%%

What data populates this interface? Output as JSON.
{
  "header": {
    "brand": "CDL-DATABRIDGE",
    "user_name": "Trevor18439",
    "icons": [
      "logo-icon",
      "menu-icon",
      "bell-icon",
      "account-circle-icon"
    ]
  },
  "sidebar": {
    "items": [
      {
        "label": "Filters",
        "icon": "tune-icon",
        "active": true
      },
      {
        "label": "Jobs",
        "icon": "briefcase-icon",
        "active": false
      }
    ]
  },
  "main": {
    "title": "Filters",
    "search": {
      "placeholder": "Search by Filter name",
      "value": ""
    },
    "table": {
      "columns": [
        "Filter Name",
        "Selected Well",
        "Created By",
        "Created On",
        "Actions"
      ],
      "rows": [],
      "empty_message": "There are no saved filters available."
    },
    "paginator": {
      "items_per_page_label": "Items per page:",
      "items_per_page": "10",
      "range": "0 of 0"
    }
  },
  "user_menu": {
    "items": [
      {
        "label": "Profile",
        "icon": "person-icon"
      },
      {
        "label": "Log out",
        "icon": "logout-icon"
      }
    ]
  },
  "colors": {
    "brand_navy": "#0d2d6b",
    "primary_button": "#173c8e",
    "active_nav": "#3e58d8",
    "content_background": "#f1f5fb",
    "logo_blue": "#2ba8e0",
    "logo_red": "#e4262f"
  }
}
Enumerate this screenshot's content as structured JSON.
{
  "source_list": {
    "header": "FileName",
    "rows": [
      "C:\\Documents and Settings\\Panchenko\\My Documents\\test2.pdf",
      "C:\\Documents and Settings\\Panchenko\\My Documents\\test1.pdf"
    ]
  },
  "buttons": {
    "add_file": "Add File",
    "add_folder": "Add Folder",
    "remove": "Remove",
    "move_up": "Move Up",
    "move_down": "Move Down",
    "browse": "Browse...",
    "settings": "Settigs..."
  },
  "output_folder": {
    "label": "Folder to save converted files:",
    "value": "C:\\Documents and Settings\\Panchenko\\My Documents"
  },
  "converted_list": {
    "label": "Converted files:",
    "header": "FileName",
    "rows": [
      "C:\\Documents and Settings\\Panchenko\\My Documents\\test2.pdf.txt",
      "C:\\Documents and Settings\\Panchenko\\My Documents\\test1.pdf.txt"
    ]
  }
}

%%

▶ **Stated problem**
Recite the full listing above exactly.

▶ **Solution for this task**
What data populates this interface? Output as JSON.
{
  "header": {
    "brand": "CDL-DATABRIDGE",
    "user_name": "Trevor18439",
    "icons": [
      "logo-icon",
      "menu-icon",
      "bell-icon",
      "account-circle-icon"
    ]
  },
  "sidebar": {
    "items": [
      {
        "label": "Filters",
        "icon": "tune-icon",
        "active": true
      },
      {
        "label": "Jobs",
        "icon": "briefcase-icon",
        "active": false
      }
    ]
  },
  "main": {
    "title": "Filters",
    "search": {
      "placeholder": "Search by Filter name",
      "value": ""
    },
    "table": {
      "columns": [
        "Filter Name",
        "Selected Well",
        "Created By",
        "Created On",
        "Actions"
      ],
      "rows": [],
      "empty_message": "There are no saved filters available."
    },
    "paginator": {
      "items_per_page_label": "Items per page:",
      "items_per_page": "10",
      "range": "0 of 0"
    }
  },
  "user_menu": {
    "items": [
      {
        "label": "Profile",
        "icon": "person-icon"
      },
      {
        "label": "Log out",
        "icon": "logout-icon"
      }
    ]
  },
  "colors": {
    "brand_navy": "#0d2d6b",
    "primary_button": "#173c8e",
    "active_nav": "#3e58d8",
    "content_background": "#f1f5fb",
    "logo_blue": "#2ba8e0",
    "logo_red": "#e4262f"
  }
}
Enumerate this screenshot's content as structured JSON.
{
  "source_list": {
    "header": "FileName",
    "rows": [
      "C:\\Documents and Settings\\Panchenko\\My Documents\\test2.pdf",
      "C:\\Documents and Settings\\Panchenko\\My Documents\\test1.pdf"
    ]
  },
  "buttons": {
    "add_file": "Add File",
    "add_folder": "Add Folder",
    "remove": "Remove",
    "move_up": "Move Up",
    "move_down": "Move Down",
    "browse": "Browse...",
    "settings": "Settigs..."
  },
  "output_folder": {
    "label": "Folder to save converted files:",
    "value": "C:\\Documents and Settings\\Panchenko\\My Documents"
  },
  "converted_list": {
    "label": "Converted files:",
    "header": "FileName",
    "rows": [
      "C:\\Documents and Settings\\Panchenko\\My Documents\\test2.pdf.txt",
      "C:\\Documents and Settings\\Panchenko\\My Documents\\test1.pdf.txt"
    ]
  }
}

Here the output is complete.